(Collected data entries)
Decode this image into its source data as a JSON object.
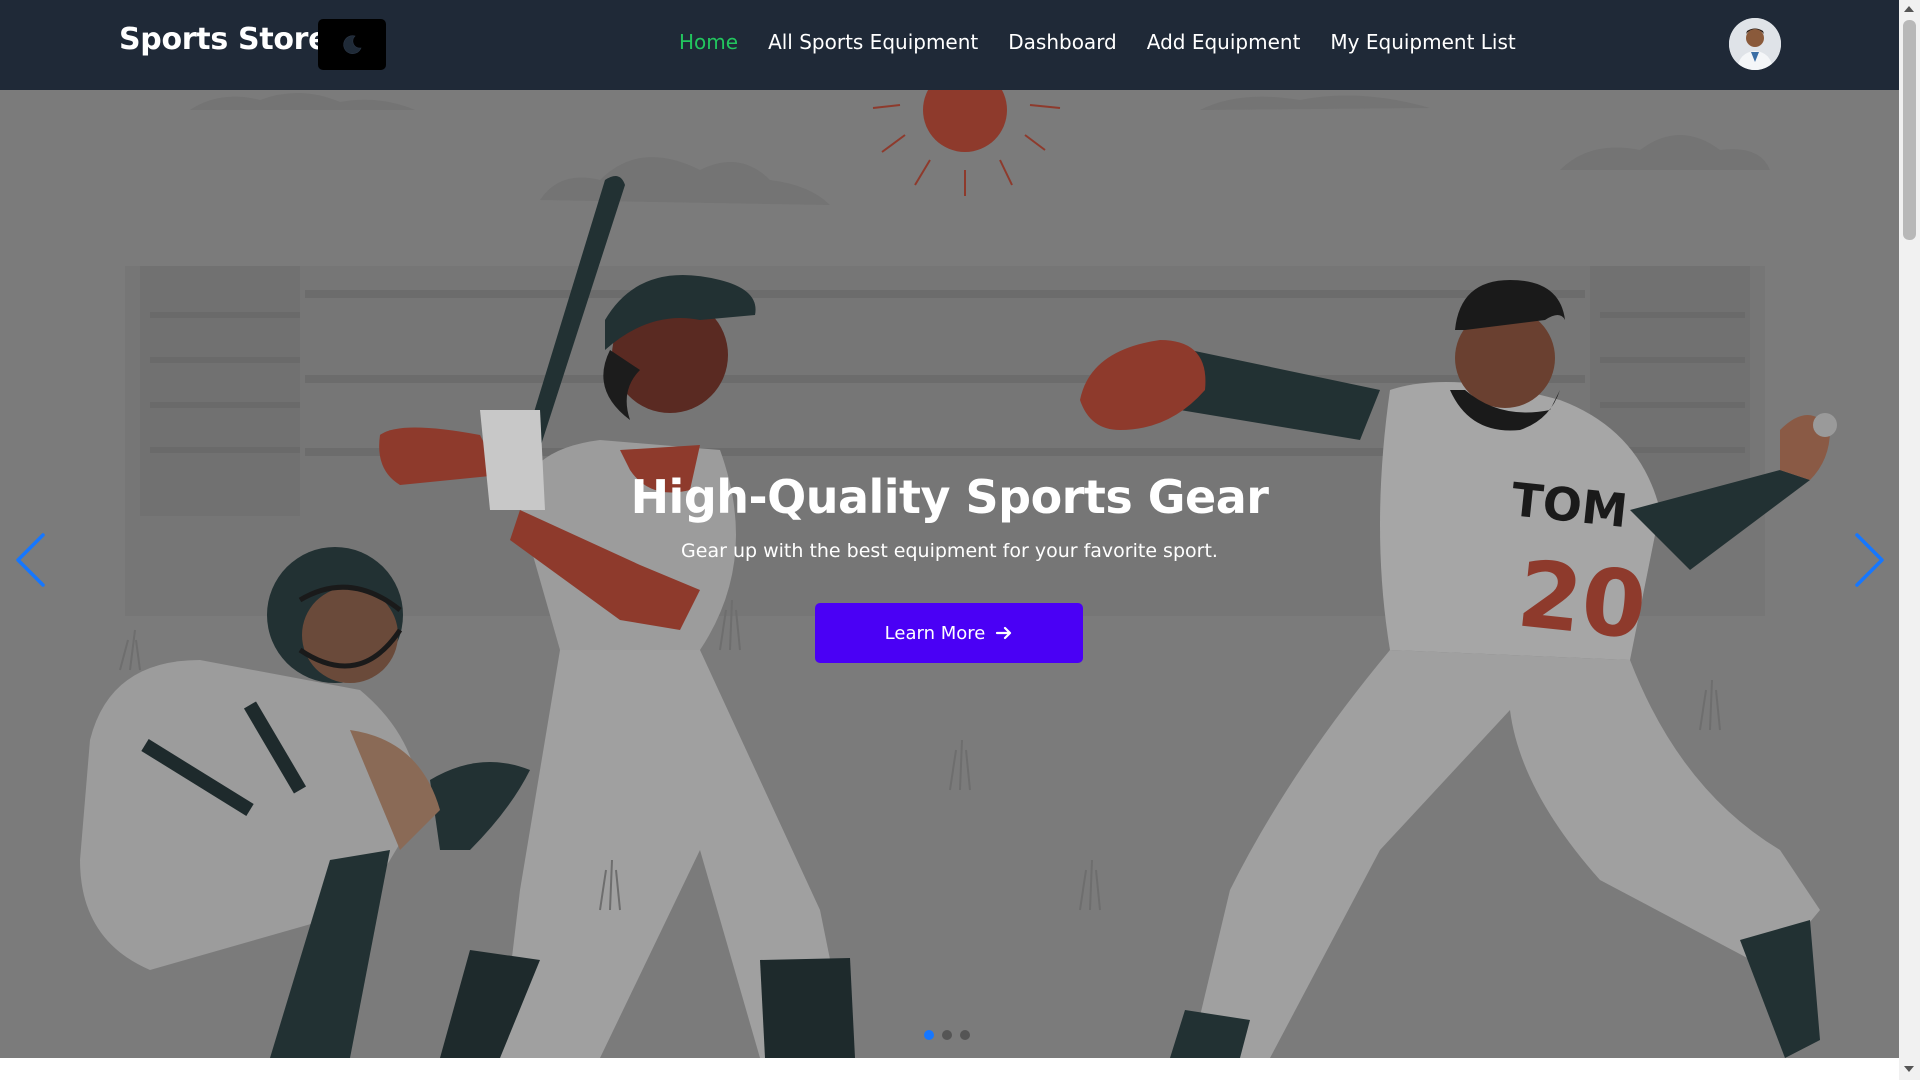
{
  "brand": {
    "name": "Sports Store"
  },
  "theme_toggle": {
    "icon": "moon-icon"
  },
  "nav": {
    "links": [
      {
        "label": "Home",
        "active": true
      },
      {
        "label": "All Sports Equipment",
        "active": false
      },
      {
        "label": "Dashboard",
        "active": false
      },
      {
        "label": "Add Equipment",
        "active": false
      },
      {
        "label": "My Equipment List",
        "active": false
      }
    ],
    "active_color": "#22c55e"
  },
  "user": {
    "avatar_icon": "user-avatar"
  },
  "hero": {
    "title": "High-Quality Sports Gear",
    "subtitle": "Gear up with the best equipment for your favorite sport.",
    "cta_label": "Learn More",
    "cta_icon": "arrow-right-icon",
    "cta_color": "#4a00f5",
    "prev_icon": "chevron-left-icon",
    "next_icon": "chevron-right-icon",
    "slide_count": 3,
    "active_slide": 1,
    "jersey_name": "TOM",
    "jersey_number": "20"
  },
  "colors": {
    "navbar": "#1f2937",
    "arrow": "#1677ff",
    "hero_bg": "#7b7b7b"
  }
}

INSTRUCTIONS FOR THE TASK
Show all lines in the entries above where the word "chevron" appears.

EXERCISE RESPONSE
    "prev_icon": "chevron-left-icon",
    "next_icon": "chevron-right-icon",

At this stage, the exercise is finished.